_Your instructions_.
Find and copy every line in the records that includes the string "true".

— Begin Record list —

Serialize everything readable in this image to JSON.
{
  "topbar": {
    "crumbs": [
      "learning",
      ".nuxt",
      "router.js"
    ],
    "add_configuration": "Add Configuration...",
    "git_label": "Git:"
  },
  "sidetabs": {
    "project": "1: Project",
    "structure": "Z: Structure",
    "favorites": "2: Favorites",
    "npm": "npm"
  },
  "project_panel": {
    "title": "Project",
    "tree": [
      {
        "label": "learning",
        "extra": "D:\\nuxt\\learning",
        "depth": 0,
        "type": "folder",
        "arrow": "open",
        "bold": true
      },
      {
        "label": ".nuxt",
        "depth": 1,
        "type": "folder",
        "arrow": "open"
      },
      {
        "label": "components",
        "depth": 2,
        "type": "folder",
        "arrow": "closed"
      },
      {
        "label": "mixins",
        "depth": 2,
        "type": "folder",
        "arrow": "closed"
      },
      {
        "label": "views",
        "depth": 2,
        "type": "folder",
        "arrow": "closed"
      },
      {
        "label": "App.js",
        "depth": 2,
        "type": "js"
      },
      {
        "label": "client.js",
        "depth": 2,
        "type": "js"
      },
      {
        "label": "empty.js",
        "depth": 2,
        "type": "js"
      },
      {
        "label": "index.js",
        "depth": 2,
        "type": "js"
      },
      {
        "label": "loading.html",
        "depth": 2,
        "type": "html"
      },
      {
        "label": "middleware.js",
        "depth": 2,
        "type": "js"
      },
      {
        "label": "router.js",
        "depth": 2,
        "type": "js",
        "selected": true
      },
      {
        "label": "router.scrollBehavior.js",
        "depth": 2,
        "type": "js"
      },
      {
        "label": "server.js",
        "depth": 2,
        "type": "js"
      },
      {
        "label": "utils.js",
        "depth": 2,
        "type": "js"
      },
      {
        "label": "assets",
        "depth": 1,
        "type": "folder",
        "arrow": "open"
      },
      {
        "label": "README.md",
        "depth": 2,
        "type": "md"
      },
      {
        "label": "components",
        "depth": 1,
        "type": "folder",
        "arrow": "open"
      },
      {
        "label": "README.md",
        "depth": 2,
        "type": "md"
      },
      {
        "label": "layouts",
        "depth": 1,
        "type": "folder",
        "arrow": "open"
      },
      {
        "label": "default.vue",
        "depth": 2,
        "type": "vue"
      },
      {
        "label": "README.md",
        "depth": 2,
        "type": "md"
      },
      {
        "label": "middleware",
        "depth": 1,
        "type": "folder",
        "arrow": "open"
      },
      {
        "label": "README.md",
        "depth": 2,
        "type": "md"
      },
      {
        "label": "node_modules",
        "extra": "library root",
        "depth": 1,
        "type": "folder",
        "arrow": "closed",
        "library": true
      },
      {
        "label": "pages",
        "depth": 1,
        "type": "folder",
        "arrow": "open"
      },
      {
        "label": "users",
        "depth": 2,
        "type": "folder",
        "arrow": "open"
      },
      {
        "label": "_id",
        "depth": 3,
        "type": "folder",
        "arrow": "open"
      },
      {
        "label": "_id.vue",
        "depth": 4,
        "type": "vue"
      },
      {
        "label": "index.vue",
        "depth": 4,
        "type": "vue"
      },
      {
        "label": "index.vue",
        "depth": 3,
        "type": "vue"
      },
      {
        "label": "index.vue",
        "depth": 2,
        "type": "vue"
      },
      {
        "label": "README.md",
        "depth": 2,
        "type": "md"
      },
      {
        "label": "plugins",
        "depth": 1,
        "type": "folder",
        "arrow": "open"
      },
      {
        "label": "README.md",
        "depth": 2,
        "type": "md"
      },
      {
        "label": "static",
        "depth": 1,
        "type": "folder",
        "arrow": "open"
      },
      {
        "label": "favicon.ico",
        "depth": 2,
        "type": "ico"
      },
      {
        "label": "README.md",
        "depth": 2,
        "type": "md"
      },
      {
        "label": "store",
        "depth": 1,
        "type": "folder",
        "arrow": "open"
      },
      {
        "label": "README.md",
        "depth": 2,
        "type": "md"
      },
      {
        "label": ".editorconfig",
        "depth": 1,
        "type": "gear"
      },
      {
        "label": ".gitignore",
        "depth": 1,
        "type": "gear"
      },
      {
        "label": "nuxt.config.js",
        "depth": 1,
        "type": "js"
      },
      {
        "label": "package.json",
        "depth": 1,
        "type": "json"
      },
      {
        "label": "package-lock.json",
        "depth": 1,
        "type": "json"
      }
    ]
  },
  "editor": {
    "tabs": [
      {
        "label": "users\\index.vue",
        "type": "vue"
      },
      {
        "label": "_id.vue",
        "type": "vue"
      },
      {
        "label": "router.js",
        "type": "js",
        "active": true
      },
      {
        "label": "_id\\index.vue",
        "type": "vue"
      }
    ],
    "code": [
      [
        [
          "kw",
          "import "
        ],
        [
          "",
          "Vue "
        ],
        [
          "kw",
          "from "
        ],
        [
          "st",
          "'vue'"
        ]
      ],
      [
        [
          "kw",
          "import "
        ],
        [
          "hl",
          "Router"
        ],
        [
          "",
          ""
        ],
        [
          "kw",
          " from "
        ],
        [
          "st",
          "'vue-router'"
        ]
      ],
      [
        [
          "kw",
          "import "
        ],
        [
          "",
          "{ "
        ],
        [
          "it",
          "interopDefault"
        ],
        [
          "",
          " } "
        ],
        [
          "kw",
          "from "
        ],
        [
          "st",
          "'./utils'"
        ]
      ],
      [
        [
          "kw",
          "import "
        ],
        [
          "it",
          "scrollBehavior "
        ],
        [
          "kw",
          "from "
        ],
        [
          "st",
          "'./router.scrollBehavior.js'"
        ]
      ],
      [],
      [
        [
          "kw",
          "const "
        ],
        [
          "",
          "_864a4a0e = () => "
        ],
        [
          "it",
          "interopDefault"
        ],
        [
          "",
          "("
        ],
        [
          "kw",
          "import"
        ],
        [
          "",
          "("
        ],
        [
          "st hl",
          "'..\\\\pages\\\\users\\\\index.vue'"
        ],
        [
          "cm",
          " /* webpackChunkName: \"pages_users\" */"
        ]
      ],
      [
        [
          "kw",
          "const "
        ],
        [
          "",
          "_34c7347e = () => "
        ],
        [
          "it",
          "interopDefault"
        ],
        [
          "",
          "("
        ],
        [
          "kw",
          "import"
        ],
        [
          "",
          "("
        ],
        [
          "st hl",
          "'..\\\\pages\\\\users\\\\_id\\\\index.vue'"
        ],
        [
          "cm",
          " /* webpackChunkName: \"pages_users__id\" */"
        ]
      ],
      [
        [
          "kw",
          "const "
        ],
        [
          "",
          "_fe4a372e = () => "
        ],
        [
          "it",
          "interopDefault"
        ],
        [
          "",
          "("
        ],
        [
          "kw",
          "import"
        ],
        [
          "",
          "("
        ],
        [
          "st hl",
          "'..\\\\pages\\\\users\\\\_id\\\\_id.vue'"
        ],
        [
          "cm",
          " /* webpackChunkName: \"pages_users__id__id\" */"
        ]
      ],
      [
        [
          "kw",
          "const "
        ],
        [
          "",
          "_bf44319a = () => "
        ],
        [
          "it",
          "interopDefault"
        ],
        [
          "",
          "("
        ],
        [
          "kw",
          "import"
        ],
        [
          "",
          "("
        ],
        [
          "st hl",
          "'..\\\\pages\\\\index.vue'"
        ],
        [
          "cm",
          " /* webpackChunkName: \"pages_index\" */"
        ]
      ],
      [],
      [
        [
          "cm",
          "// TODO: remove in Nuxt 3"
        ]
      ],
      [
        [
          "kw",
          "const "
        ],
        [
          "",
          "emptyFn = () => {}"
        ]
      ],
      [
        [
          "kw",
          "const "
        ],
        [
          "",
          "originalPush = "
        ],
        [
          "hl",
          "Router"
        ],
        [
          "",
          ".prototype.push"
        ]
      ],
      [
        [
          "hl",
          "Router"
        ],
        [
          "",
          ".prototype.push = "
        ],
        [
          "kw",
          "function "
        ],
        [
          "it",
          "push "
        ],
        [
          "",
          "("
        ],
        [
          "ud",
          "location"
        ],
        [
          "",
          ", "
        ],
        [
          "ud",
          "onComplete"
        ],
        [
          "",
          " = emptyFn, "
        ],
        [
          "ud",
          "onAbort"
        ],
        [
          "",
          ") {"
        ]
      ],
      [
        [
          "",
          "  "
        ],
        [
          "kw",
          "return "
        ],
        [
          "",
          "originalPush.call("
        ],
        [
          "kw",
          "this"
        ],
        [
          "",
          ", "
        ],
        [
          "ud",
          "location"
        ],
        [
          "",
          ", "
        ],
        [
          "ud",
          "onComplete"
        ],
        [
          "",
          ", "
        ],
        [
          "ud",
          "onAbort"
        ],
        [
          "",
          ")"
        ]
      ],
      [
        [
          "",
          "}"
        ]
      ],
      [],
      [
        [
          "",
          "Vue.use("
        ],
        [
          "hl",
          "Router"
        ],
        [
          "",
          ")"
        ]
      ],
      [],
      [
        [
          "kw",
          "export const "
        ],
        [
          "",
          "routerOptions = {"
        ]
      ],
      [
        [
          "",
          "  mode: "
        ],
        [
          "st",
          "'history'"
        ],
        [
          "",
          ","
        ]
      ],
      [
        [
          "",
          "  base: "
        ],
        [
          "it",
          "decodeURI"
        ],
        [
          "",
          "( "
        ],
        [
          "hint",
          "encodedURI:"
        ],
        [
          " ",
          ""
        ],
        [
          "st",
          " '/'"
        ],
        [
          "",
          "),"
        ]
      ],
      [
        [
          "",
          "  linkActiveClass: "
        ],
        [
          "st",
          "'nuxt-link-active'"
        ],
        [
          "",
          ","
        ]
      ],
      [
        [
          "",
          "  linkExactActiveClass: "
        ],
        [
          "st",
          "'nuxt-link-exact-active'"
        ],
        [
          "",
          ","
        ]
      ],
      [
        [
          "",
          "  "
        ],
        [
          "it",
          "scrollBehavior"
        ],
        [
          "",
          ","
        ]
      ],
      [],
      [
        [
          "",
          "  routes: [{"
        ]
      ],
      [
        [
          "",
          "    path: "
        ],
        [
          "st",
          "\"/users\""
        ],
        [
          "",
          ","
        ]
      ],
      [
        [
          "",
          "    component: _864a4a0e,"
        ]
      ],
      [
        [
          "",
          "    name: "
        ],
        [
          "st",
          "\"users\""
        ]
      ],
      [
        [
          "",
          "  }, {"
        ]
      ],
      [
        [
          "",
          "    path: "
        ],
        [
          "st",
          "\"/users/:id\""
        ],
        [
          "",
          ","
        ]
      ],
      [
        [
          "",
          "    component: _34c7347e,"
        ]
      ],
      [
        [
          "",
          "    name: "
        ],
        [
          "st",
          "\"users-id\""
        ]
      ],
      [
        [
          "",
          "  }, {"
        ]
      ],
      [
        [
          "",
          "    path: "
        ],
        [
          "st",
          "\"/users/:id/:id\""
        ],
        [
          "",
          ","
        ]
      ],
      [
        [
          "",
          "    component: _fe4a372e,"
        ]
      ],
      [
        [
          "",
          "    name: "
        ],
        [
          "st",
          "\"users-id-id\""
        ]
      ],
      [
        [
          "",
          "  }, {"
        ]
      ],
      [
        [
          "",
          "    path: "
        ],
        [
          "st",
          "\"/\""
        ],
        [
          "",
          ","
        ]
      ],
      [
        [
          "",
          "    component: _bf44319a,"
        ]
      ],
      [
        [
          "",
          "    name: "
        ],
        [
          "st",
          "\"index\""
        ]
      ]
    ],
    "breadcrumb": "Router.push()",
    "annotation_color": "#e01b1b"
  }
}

— End Record list —

_Output for this exercise_.
        "bold": true
        "selected": true
        "library": true
        "active": true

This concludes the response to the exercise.